Dataset items:
--- BEGIN ---
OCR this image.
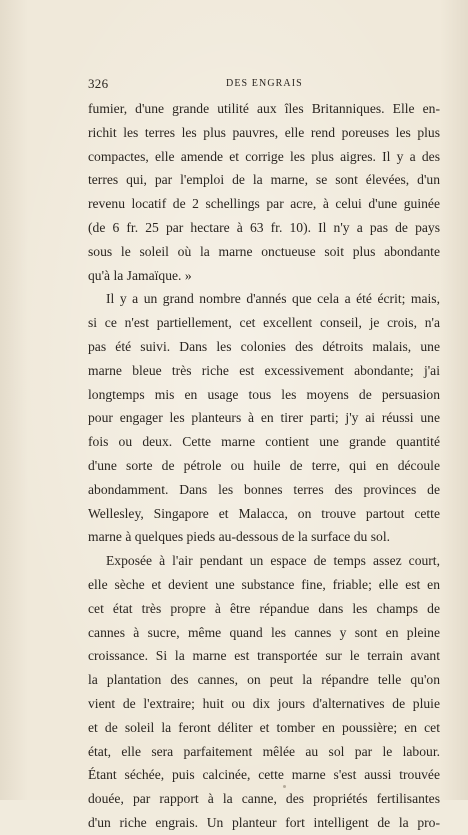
326	DES ENGRAIS
fumier, d'une grande utilité aux îles Britanniques. Elle en-
richit les terres les plus pauvres, elle rend poreuses les plus
compactes, elle amende et corrige les plus aigres. Il y a des
terres qui, par l'emploi de la marne, se sont élevées, d'un
revenu locatif de 2 schellings par acre, à celui d'une guinée
(de 6 fr. 25 par hectare à 63 fr. 10). Il n'y a pas de pays
sous le soleil où la marne onctueuse soit plus abondante
qu'à la Jamaïque. »
Il y a un grand nombre d'annés que cela a été écrit; mais,
si ce n'est partiellement, cet excellent conseil, je crois, n'a
pas été suivi. Dans les colonies des détroits malais, une
marne bleue très riche est excessivement abondante; j'ai
longtemps mis en usage tous les moyens de persuasion
pour engager les planteurs à en tirer parti; j'y ai réussi une
fois ou deux. Cette marne contient une grande quantité
d'une sorte de pétrole ou huile de terre, qui en découle
abondamment. Dans les bonnes terres des provinces de
Wellesley, Singapore et Malacca, on trouve partout cette
marne à quelques pieds au-dessous de la surface du sol.
Exposée à l'air pendant un espace de temps assez court,
elle sèche et devient une substance fine, friable; elle est en
cet état très propre à être répandue dans les champs de
cannes à sucre, même quand les cannes y sont en pleine
croissance. Si la marne est transportée sur le terrain avant
la plantation des cannes, on peut la répandre telle qu'on
vient de l'extraire; huit ou dix jours d'alternatives de pluie
et de soleil la feront déliter et tomber en poussière; en cet
état, elle sera parfaitement mêlée au sol par le labour.
Étant séchée, puis calcinée, cette marne s'est aussi trouvée
douée, par rapport à la canne, des propriétés fertilisantes
d'un riche engrais. Un planteur fort intelligent de la pro-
--- END ---
Give the count of lines that hold the word "abondante", with nothing added.

2